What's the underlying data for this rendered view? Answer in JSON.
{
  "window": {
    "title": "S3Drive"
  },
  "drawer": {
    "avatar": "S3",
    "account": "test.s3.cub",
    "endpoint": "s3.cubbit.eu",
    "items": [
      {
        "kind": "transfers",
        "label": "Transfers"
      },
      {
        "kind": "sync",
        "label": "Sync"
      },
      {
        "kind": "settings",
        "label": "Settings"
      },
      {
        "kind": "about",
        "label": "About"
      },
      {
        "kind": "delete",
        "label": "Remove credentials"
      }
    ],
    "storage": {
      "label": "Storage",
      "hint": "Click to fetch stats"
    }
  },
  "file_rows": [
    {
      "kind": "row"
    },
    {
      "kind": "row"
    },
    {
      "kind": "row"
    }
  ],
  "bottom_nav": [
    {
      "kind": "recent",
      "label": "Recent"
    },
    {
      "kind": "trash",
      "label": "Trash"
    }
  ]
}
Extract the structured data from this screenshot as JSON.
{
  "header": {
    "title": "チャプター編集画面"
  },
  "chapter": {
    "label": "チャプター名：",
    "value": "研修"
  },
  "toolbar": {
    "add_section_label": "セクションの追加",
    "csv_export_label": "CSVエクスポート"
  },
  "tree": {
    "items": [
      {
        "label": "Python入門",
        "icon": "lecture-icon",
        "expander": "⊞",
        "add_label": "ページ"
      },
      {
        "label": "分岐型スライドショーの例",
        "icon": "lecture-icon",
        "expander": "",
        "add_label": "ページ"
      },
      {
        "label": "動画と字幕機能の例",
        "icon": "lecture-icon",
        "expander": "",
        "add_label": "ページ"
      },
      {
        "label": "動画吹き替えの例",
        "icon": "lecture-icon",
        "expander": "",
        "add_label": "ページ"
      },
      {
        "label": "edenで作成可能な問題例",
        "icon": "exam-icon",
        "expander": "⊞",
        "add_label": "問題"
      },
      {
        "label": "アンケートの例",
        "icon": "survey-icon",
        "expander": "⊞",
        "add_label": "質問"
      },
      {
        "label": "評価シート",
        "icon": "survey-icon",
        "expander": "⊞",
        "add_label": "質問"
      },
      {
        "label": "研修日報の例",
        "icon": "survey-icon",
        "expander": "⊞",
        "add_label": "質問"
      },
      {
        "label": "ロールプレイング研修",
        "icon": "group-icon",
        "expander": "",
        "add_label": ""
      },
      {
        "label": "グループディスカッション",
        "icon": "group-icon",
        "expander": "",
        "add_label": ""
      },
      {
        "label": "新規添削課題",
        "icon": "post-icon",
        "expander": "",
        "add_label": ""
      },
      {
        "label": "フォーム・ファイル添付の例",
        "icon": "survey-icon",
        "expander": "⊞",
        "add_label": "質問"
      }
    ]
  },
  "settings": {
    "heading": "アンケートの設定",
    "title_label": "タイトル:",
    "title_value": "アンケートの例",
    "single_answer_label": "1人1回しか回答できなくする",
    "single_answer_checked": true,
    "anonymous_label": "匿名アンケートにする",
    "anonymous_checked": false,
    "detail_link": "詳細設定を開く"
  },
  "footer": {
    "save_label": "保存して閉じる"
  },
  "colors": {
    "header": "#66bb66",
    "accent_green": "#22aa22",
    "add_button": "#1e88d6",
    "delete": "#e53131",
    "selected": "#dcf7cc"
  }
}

------------------------------

PROBLEM TO SOLVE:
Return each line of the records above exactly as it reads.

CORRECT ANSWER:
What's the underlying data for this rendered view? Answer in JSON.
{
  "window": {
    "title": "S3Drive"
  },
  "drawer": {
    "avatar": "S3",
    "account": "test.s3.cub",
    "endpoint": "s3.cubbit.eu",
    "items": [
      {
        "kind": "transfers",
        "label": "Transfers"
      },
      {
        "kind": "sync",
        "label": "Sync"
      },
      {
        "kind": "settings",
        "label": "Settings"
      },
      {
        "kind": "about",
        "label": "About"
      },
      {
        "kind": "delete",
        "label": "Remove credentials"
      }
    ],
    "storage": {
      "label": "Storage",
      "hint": "Click to fetch stats"
    }
  },
  "file_rows": [
    {
      "kind": "row"
    },
    {
      "kind": "row"
    },
    {
      "kind": "row"
    }
  ],
  "bottom_nav": [
    {
      "kind": "recent",
      "label": "Recent"
    },
    {
      "kind": "trash",
      "label": "Trash"
    }
  ]
}
Extract the structured data from this screenshot as JSON.
{
  "header": {
    "title": "チャプター編集画面"
  },
  "chapter": {
    "label": "チャプター名：",
    "value": "研修"
  },
  "toolbar": {
    "add_section_label": "セクションの追加",
    "csv_export_label": "CSVエクスポート"
  },
  "tree": {
    "items": [
      {
        "label": "Python入門",
        "icon": "lecture-icon",
        "expander": "⊞",
        "add_label": "ページ"
      },
      {
        "label": "分岐型スライドショーの例",
        "icon": "lecture-icon",
        "expander": "",
        "add_label": "ページ"
      },
      {
        "label": "動画と字幕機能の例",
        "icon": "lecture-icon",
        "expander": "",
        "add_label": "ページ"
      },
      {
        "label": "動画吹き替えの例",
        "icon": "lecture-icon",
        "expander": "",
        "add_label": "ページ"
      },
      {
        "label": "edenで作成可能な問題例",
        "icon": "exam-icon",
        "expander": "⊞",
        "add_label": "問題"
      },
      {
        "label": "アンケートの例",
        "icon": "survey-icon",
        "expander": "⊞",
        "add_label": "質問"
      },
      {
        "label": "評価シート",
        "icon": "survey-icon",
        "expander": "⊞",
        "add_label": "質問"
      },
      {
        "label": "研修日報の例",
        "icon": "survey-icon",
        "expander": "⊞",
        "add_label": "質問"
      },
      {
        "label": "ロールプレイング研修",
        "icon": "group-icon",
        "expander": "",
        "add_label": ""
      },
      {
        "label": "グループディスカッション",
        "icon": "group-icon",
        "expander": "",
        "add_label": ""
      },
      {
        "label": "新規添削課題",
        "icon": "post-icon",
        "expander": "",
        "add_label": ""
      },
      {
        "label": "フォーム・ファイル添付の例",
        "icon": "survey-icon",
        "expander": "⊞",
        "add_label": "質問"
      }
    ]
  },
  "settings": {
    "heading": "アンケートの設定",
    "title_label": "タイトル:",
    "title_value": "アンケートの例",
    "single_answer_label": "1人1回しか回答できなくする",
    "single_answer_checked": true,
    "anonymous_label": "匿名アンケートにする",
    "anonymous_checked": false,
    "detail_link": "詳細設定を開く"
  },
  "footer": {
    "save_label": "保存して閉じる"
  },
  "colors": {
    "header": "#66bb66",
    "accent_green": "#22aa22",
    "add_button": "#1e88d6",
    "delete": "#e53131",
    "selected": "#dcf7cc"
  }
}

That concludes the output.